-- Begin Extracted material --

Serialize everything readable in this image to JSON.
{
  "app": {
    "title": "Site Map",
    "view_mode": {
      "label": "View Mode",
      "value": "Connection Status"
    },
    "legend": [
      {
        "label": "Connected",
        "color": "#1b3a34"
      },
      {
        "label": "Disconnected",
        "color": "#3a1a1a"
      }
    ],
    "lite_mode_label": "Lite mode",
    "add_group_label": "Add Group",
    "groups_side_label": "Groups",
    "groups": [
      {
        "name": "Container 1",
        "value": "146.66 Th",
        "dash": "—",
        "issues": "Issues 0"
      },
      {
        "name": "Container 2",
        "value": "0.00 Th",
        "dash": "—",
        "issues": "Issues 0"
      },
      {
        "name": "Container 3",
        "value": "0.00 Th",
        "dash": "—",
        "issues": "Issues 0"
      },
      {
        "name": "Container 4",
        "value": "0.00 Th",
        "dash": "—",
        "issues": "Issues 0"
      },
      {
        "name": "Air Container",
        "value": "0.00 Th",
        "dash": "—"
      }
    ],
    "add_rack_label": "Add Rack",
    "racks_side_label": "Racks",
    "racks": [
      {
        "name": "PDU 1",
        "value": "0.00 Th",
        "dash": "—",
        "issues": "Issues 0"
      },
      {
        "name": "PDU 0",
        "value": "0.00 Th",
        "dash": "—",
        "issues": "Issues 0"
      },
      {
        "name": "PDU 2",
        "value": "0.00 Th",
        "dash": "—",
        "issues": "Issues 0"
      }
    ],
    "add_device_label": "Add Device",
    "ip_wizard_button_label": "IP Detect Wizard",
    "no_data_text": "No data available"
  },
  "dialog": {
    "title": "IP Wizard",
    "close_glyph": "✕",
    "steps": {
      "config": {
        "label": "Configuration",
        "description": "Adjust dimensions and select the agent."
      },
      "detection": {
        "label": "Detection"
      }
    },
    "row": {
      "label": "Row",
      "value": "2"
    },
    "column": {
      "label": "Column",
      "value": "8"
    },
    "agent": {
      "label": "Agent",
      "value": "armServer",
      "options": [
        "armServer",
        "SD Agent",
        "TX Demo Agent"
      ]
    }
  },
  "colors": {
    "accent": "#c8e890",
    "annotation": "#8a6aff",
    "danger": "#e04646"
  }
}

-- End Extracted material --

■ What the task requires: Take the records above and return them exactly as written.

■ Reply to the task:
Serialize everything readable in this image to JSON.
{
  "app": {
    "title": "Site Map",
    "view_mode": {
      "label": "View Mode",
      "value": "Connection Status"
    },
    "legend": [
      {
        "label": "Connected",
        "color": "#1b3a34"
      },
      {
        "label": "Disconnected",
        "color": "#3a1a1a"
      }
    ],
    "lite_mode_label": "Lite mode",
    "add_group_label": "Add Group",
    "groups_side_label": "Groups",
    "groups": [
      {
        "name": "Container 1",
        "value": "146.66 Th",
        "dash": "—",
        "issues": "Issues 0"
      },
      {
        "name": "Container 2",
        "value": "0.00 Th",
        "dash": "—",
        "issues": "Issues 0"
      },
      {
        "name": "Container 3",
        "value": "0.00 Th",
        "dash": "—",
        "issues": "Issues 0"
      },
      {
        "name": "Container 4",
        "value": "0.00 Th",
        "dash": "—",
        "issues": "Issues 0"
      },
      {
        "name": "Air Container",
        "value": "0.00 Th",
        "dash": "—"
      }
    ],
    "add_rack_label": "Add Rack",
    "racks_side_label": "Racks",
    "racks": [
      {
        "name": "PDU 1",
        "value": "0.00 Th",
        "dash": "—",
        "issues": "Issues 0"
      },
      {
        "name": "PDU 0",
        "value": "0.00 Th",
        "dash": "—",
        "issues": "Issues 0"
      },
      {
        "name": "PDU 2",
        "value": "0.00 Th",
        "dash": "—",
        "issues": "Issues 0"
      }
    ],
    "add_device_label": "Add Device",
    "ip_wizard_button_label": "IP Detect Wizard",
    "no_data_text": "No data available"
  },
  "dialog": {
    "title": "IP Wizard",
    "close_glyph": "✕",
    "steps": {
      "config": {
        "label": "Configuration",
        "description": "Adjust dimensions and select the agent."
      },
      "detection": {
        "label": "Detection"
      }
    },
    "row": {
      "label": "Row",
      "value": "2"
    },
    "column": {
      "label": "Column",
      "value": "8"
    },
    "agent": {
      "label": "Agent",
      "value": "armServer",
      "options": [
        "armServer",
        "SD Agent",
        "TX Demo Agent"
      ]
    }
  },
  "colors": {
    "accent": "#c8e890",
    "annotation": "#8a6aff",
    "danger": "#e04646"
  }
}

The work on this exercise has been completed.